* [Work to complete]
From the line that has "Extract all readable text from this page." down to the final line of the listing below, transcribe every line exactly, and only those.

[Stored entries]
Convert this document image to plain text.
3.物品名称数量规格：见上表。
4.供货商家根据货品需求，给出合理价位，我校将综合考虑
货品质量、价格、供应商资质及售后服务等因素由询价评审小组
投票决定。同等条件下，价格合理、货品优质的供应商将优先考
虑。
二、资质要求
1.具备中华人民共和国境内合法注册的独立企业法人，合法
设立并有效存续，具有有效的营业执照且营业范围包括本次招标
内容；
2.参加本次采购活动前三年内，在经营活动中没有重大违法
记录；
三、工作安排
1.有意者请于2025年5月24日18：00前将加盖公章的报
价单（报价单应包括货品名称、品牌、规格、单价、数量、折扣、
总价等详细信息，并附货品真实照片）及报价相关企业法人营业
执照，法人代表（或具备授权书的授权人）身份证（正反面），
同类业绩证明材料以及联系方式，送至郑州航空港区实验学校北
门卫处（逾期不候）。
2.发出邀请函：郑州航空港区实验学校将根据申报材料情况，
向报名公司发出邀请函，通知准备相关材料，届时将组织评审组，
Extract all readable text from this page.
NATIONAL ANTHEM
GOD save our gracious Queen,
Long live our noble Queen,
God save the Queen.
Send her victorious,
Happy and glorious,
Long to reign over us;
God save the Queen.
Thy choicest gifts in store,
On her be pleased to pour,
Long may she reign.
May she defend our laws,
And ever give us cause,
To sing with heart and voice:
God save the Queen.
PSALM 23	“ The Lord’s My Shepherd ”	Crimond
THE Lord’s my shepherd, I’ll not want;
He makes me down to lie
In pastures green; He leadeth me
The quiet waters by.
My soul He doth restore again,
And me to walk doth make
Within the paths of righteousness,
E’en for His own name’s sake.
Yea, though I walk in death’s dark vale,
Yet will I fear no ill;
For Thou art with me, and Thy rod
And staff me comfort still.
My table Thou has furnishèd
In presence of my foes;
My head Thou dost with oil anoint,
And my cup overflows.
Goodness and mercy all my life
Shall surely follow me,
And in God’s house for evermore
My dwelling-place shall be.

* [Written response]
Extract all readable text from this page.
NATIONAL ANTHEM
GOD save our gracious Queen,
Long live our noble Queen,
God save the Queen.
Send her victorious,
Happy and glorious,
Long to reign over us;
God save the Queen.
Thy choicest gifts in store,
On her be pleased to pour,
Long may she reign.
May she defend our laws,
And ever give us cause,
To sing with heart and voice:
God save the Queen.
PSALM 23	“ The Lord’s My Shepherd ”	Crimond
THE Lord’s my shepherd, I’ll not want;
He makes me down to lie
In pastures green; He leadeth me
The quiet waters by.
My soul He doth restore again,
And me to walk doth make
Within the paths of righteousness,
E’en for His own name’s sake.
Yea, though I walk in death’s dark vale,
Yet will I fear no ill;
For Thou art with me, and Thy rod
And staff me comfort still.
My table Thou has furnishèd
In presence of my foes;
My head Thou dost with oil anoint,
And my cup overflows.
Goodness and mercy all my life
Shall surely follow me,
And in God’s house for evermore
My dwelling-place shall be.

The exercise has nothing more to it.